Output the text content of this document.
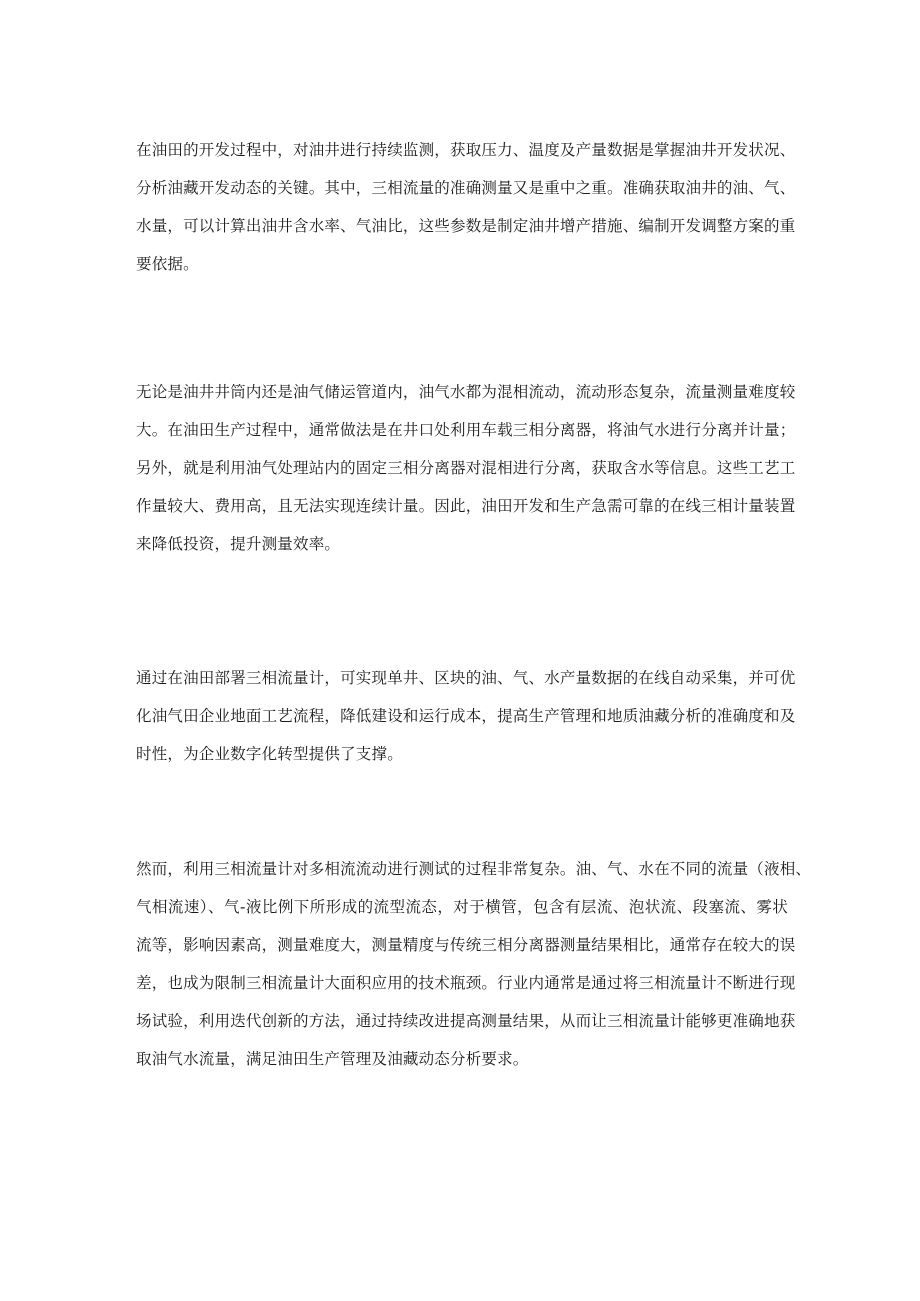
在油田的开发过程中，对油井进行持续监测，获取压力、温度及产量数据是掌握油井开发状况、
分析油藏开发动态的关键。其中，三相流量的准确测量又是重中之重。准确获取油井的油、气、
水量，可以计算出油井含水率、气油比，这些参数是制定油井增产措施、编制开发调整方案的重
要依据。
无论是油井井筒内还是油气储运管道内，油气水都为混相流动，流动形态复杂，流量测量难度较
大。在油田生产过程中，通常做法是在井口处利用车载三相分离器，将油气水进行分离并计量；
另外，就是利用油气处理站内的固定三相分离器对混相进行分离，获取含水等信息。这些工艺工
作量较大、费用高，且无法实现连续计量。因此，油田开发和生产急需可靠的在线三相计量装置
来降低投资，提升测量效率。
通过在油田部署三相流量计，可实现单井、区块的油、气、水产量数据的在线自动采集，并可优
化油气田企业地面工艺流程，降低建设和运行成本，提高生产管理和地质油藏分析的准确度和及
时性，为企业数字化转型提供了支撑。
然而，利用三相流量计对多相流流动进行测试的过程非常复杂。油、气、水在不同的流量（液相、
气相流速）、气-液比例下所形成的流型流态，对于横管，包含有层流、泡状流、段塞流、雾状
流等，影响因素高，测量难度大，测量精度与传统三相分离器测量结果相比，通常存在较大的误
差，也成为限制三相流量计大面积应用的技术瓶颈。行业内通常是通过将三相流量计不断进行现
场试验，利用迭代创新的方法，通过持续改进提高测量结果，从而让三相流量计能够更准确地获
取油气水流量，满足油田生产管理及油藏动态分析要求。
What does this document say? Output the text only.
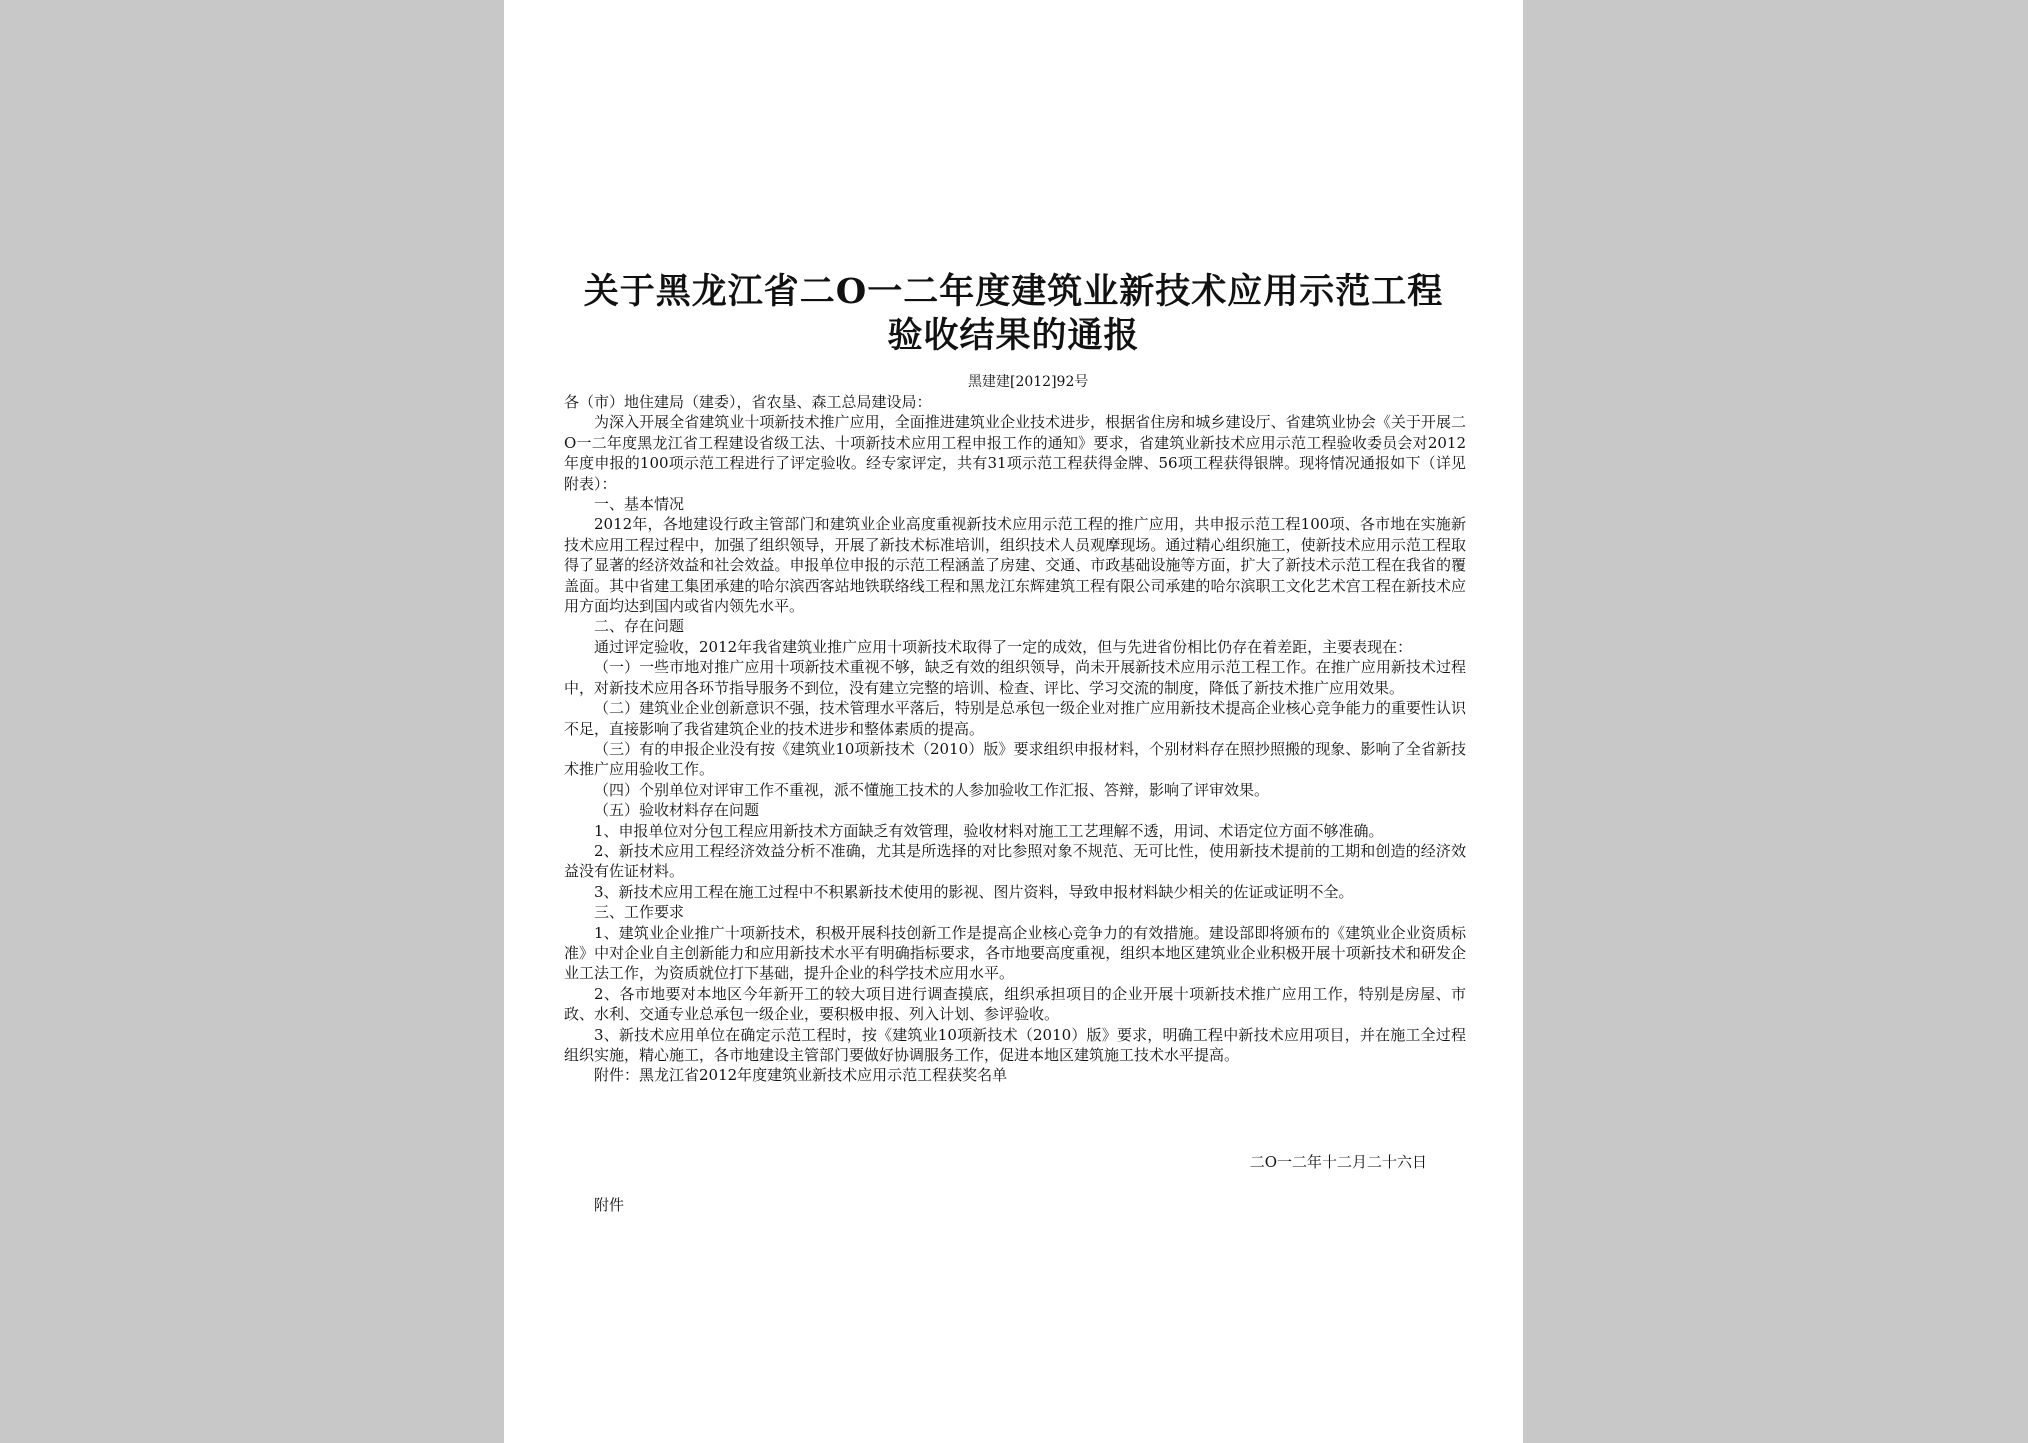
关于黑龙江省二O一二年度建筑业新技术应用示范工程
验收结果的通报
黑建建[2012]92号

各（市）地住建局（建委），省农垦、森工总局建设局：

为深入开展全省建筑业十项新技术推广应用，全面推进建筑业企业技术进步，根据省住房和城乡建设厅、省建筑业协会《关于开展二O一二年度黑龙江省工程建设省级工法、十项新技术应用工程申报工作的通知》要求，省建筑业新技术应用示范工程验收委员会对2012年度申报的100项示范工程进行了评定验收。经专家评定，共有31项示范工程获得金牌、56项工程获得银牌。现将情况通报如下（详见附表）：

一、基本情况

2012年，各地建设行政主管部门和建筑业企业高度重视新技术应用示范工程的推广应用，共申报示范工程100项、各市地在实施新技术应用工程过程中，加强了组织领导，开展了新技术标准培训，组织技术人员观摩现场。通过精心组织施工，使新技术应用示范工程取得了显著的经济效益和社会效益。申报单位申报的示范工程涵盖了房建、交通、市政基础设施等方面，扩大了新技术示范工程在我省的覆盖面。其中省建工集团承建的哈尔滨西客站地铁联络线工程和黑龙江东辉建筑工程有限公司承建的哈尔滨职工文化艺术宫工程在新技术应用方面均达到国内或省内领先水平。

二、存在问题

通过评定验收，2012年我省建筑业推广应用十项新技术取得了一定的成效，但与先进省份相比仍存在着差距，主要表现在：

（一）一些市地对推广应用十项新技术重视不够，缺乏有效的组织领导，尚未开展新技术应用示范工程工作。在推广应用新技术过程中，对新技术应用各环节指导服务不到位，没有建立完整的培训、检查、评比、学习交流的制度，降低了新技术推广应用效果。

（二）建筑业企业创新意识不强，技术管理水平落后，特别是总承包一级企业对推广应用新技术提高企业核心竞争能力的重要性认识不足，直接影响了我省建筑企业的技术进步和整体素质的提高。

（三）有的申报企业没有按《建筑业10项新技术（2010）版》要求组织申报材料，个别材料存在照抄照搬的现象、影响了全省新技术推广应用验收工作。

（四）个别单位对评审工作不重视，派不懂施工技术的人参加验收工作汇报、答辩，影响了评审效果。

（五）验收材料存在问题

1、申报单位对分包工程应用新技术方面缺乏有效管理，验收材料对施工工艺理解不透，用词、术语定位方面不够准确。

2、新技术应用工程经济效益分析不准确，尤其是所选择的对比参照对象不规范、无可比性，使用新技术提前的工期和创造的经济效益没有佐证材料。

3、新技术应用工程在施工过程中不积累新技术使用的影视、图片资料，导致申报材料缺少相关的佐证或证明不全。

三、工作要求

1、建筑业企业推广十项新技术，积极开展科技创新工作是提高企业核心竞争力的有效措施。建设部即将颁布的《建筑业企业资质标准》中对企业自主创新能力和应用新技术水平有明确指标要求，各市地要高度重视，组织本地区建筑业企业积极开展十项新技术和研发企业工法工作，为资质就位打下基础，提升企业的科学技术应用水平。

2、各市地要对本地区今年新开工的较大项目进行调查摸底，组织承担项目的企业开展十项新技术推广应用工作，特别是房屋、市政、水利、交通专业总承包一级企业，要积极申报、列入计划、参评验收。

3、新技术应用单位在确定示范工程时，按《建筑业10项新技术（2010）版》要求，明确工程中新技术应用项目，并在施工全过程组织实施，精心施工，各市地建设主管部门要做好协调服务工作，促进本地区建筑施工技术水平提高。

附件：黑龙江省2012年度建筑业新技术应用示范工程获奖名单

二O一二年十二月二十六日
附件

### Prompt
Review the preceding data and report every line that includes the string "this".

### Exercise result
Output the text content of this document.
What does this document say? Output the text only.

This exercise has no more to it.